# Given request
Copy every line from the one that holds "Output a JSON" to the end of the records below, exactly and with nothing else, but without any pictures.
========================================
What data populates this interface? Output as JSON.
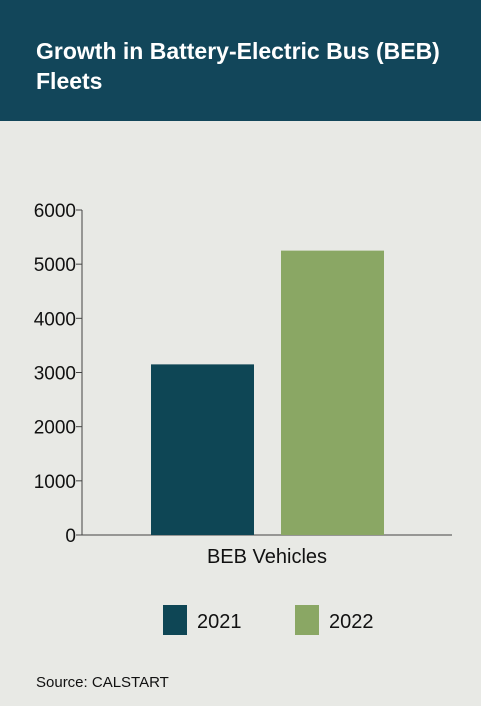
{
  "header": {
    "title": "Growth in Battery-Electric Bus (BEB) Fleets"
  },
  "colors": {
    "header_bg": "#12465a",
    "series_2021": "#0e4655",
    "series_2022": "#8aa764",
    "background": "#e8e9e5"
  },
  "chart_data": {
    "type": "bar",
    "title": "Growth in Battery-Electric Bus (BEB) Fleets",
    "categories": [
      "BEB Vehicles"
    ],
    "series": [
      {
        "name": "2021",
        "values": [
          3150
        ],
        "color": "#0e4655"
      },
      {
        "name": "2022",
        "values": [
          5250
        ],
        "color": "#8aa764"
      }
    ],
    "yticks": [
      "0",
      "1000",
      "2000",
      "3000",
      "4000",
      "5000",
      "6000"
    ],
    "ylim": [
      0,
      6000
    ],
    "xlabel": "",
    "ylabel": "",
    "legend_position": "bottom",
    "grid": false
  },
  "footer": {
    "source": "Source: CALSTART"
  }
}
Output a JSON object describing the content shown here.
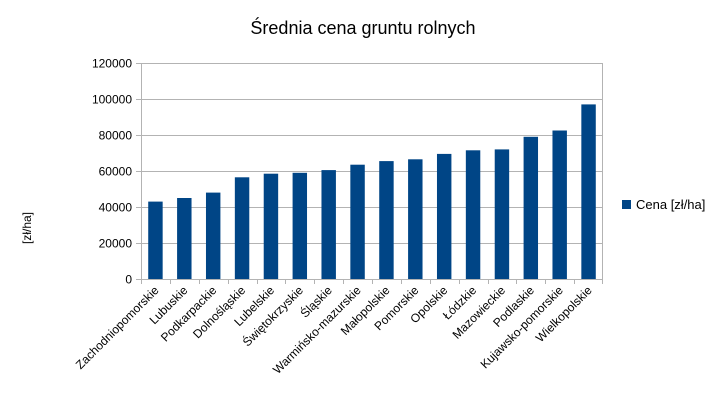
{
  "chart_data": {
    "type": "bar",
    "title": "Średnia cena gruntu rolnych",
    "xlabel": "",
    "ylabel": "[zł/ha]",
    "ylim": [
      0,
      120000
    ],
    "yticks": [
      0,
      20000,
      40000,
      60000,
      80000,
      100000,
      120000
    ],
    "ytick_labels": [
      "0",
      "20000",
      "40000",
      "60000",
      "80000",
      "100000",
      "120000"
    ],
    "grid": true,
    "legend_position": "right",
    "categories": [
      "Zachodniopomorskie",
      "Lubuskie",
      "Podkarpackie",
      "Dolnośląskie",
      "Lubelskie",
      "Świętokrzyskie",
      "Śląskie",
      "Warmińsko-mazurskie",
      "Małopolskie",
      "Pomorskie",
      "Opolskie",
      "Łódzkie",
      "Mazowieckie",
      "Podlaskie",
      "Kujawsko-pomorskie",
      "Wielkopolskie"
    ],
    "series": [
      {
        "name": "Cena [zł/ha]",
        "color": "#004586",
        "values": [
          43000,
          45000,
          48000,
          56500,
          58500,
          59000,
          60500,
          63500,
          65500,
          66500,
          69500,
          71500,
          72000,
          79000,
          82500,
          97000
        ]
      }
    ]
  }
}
========================================
# Reply
Output a JSON object describing the content shown here.
{
  "chart_data": {
    "type": "bar",
    "title": "Średnia cena gruntu rolnych",
    "xlabel": "",
    "ylabel": "[zł/ha]",
    "ylim": [
      0,
      120000
    ],
    "yticks": [
      0,
      20000,
      40000,
      60000,
      80000,
      100000,
      120000
    ],
    "ytick_labels": [
      "0",
      "20000",
      "40000",
      "60000",
      "80000",
      "100000",
      "120000"
    ],
    "grid": true,
    "legend_position": "right",
    "categories": [
      "Zachodniopomorskie",
      "Lubuskie",
      "Podkarpackie",
      "Dolnośląskie",
      "Lubelskie",
      "Świętokrzyskie",
      "Śląskie",
      "Warmińsko-mazurskie",
      "Małopolskie",
      "Pomorskie",
      "Opolskie",
      "Łódzkie",
      "Mazowieckie",
      "Podlaskie",
      "Kujawsko-pomorskie",
      "Wielkopolskie"
    ],
    "series": [
      {
        "name": "Cena [zł/ha]",
        "color": "#004586",
        "values": [
          43000,
          45000,
          48000,
          56500,
          58500,
          59000,
          60500,
          63500,
          65500,
          66500,
          69500,
          71500,
          72000,
          79000,
          82500,
          97000
        ]
      }
    ]
  }
}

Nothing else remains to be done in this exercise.